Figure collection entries
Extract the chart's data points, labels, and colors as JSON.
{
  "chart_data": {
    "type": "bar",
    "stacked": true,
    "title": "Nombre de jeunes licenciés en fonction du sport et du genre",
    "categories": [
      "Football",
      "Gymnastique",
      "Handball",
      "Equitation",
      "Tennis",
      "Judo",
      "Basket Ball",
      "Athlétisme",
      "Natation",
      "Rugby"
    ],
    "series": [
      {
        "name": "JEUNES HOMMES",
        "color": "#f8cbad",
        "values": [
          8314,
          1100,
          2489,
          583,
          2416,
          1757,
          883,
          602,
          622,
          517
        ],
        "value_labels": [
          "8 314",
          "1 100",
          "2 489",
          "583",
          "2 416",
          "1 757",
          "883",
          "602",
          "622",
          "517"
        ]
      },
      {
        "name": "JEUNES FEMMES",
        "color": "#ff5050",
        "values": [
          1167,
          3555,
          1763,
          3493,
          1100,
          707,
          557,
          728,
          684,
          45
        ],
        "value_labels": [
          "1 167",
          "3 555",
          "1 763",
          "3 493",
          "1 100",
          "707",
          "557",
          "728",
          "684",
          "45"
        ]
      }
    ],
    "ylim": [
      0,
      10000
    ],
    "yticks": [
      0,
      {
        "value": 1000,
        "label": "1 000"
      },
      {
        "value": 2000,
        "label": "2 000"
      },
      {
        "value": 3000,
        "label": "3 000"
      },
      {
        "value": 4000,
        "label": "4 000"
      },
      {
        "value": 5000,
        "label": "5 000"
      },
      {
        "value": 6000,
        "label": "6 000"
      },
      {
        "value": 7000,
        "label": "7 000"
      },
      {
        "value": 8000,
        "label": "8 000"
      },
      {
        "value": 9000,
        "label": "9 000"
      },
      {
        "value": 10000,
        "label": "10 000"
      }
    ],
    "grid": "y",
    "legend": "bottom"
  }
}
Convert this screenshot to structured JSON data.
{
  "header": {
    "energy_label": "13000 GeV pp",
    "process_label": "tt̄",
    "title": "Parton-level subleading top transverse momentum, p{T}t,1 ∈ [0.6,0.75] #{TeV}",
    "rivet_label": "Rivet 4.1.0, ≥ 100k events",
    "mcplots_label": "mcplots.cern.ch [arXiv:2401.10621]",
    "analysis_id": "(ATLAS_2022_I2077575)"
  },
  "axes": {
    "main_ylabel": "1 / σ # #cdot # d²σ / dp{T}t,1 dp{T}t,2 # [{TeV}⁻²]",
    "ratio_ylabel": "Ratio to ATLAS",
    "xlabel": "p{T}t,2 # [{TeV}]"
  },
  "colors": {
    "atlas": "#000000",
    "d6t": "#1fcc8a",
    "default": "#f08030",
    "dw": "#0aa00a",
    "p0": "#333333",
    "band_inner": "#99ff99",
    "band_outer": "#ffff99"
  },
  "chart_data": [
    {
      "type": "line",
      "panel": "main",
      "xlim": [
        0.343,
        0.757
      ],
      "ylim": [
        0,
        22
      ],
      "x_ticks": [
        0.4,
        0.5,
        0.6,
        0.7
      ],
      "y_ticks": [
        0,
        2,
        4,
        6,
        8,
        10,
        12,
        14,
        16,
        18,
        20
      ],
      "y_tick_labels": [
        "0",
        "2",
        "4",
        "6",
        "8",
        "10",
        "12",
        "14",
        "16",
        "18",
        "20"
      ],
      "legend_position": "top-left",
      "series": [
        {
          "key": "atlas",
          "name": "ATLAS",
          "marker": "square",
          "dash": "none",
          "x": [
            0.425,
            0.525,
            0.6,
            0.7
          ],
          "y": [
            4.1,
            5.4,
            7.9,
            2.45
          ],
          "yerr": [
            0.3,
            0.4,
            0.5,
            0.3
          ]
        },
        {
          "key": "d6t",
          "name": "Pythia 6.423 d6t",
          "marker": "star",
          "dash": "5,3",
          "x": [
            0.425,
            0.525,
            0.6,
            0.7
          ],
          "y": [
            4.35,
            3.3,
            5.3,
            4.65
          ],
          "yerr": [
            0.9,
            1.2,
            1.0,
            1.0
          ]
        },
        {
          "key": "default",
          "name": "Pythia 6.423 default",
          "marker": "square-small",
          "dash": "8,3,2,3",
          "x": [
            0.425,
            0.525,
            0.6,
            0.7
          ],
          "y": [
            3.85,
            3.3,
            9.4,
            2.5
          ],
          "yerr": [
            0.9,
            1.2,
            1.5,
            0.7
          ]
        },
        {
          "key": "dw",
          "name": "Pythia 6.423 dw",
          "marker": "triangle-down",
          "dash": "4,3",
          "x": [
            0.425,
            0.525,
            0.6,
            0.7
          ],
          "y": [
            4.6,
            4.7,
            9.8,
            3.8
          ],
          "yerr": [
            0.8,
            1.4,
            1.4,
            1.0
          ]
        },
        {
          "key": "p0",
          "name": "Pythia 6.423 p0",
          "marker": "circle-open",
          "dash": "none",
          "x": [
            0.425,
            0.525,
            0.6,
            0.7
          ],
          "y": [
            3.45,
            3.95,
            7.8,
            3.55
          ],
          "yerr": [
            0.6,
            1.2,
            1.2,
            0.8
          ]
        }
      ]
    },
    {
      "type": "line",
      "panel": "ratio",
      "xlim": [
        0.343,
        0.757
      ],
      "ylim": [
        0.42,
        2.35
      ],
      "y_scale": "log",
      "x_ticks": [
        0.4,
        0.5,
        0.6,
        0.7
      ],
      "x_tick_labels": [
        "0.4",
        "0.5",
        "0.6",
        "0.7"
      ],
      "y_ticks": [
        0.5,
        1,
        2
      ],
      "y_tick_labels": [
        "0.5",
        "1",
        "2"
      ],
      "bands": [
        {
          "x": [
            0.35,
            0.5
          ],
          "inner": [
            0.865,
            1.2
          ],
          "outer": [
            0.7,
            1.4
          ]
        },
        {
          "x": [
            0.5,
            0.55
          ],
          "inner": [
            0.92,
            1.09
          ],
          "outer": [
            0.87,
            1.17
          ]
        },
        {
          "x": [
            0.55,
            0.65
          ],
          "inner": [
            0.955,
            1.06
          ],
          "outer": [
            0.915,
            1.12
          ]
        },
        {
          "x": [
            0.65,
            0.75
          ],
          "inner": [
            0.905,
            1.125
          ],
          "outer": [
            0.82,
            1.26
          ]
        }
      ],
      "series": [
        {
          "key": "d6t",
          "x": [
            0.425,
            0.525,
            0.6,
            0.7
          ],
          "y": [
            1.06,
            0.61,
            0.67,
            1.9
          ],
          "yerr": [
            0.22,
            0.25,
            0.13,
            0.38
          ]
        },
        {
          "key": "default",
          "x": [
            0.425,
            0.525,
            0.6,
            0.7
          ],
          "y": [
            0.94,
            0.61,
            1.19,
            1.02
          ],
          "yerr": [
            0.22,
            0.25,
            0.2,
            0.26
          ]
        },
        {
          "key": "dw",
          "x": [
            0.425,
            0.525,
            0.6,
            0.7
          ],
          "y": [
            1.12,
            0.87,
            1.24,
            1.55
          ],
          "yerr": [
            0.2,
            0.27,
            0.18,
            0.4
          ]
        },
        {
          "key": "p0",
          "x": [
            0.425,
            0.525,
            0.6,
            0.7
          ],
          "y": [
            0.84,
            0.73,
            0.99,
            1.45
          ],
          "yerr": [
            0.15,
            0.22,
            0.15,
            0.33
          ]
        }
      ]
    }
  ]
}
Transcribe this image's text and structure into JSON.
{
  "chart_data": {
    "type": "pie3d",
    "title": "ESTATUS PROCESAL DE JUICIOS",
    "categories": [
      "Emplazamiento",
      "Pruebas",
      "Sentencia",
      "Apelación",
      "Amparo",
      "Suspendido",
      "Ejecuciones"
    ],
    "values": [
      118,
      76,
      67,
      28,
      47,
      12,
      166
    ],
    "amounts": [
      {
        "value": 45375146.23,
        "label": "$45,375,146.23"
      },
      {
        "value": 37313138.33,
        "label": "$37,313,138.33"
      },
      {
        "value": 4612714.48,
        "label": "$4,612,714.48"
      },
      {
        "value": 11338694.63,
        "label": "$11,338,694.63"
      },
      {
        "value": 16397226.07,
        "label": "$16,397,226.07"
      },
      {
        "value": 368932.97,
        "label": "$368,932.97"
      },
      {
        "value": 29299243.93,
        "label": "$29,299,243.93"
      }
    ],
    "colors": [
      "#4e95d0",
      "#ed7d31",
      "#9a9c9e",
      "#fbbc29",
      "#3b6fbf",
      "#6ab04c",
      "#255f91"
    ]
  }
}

REQUIREMENTS
Filter the entries down to the lines containing "JSON". Copy each of those lines.

CORRECT RESPONSE
Extract the chart's data points, labels, and colors as JSON.
Convert this screenshot to structured JSON data.
Transcribe this image's text and structure into JSON.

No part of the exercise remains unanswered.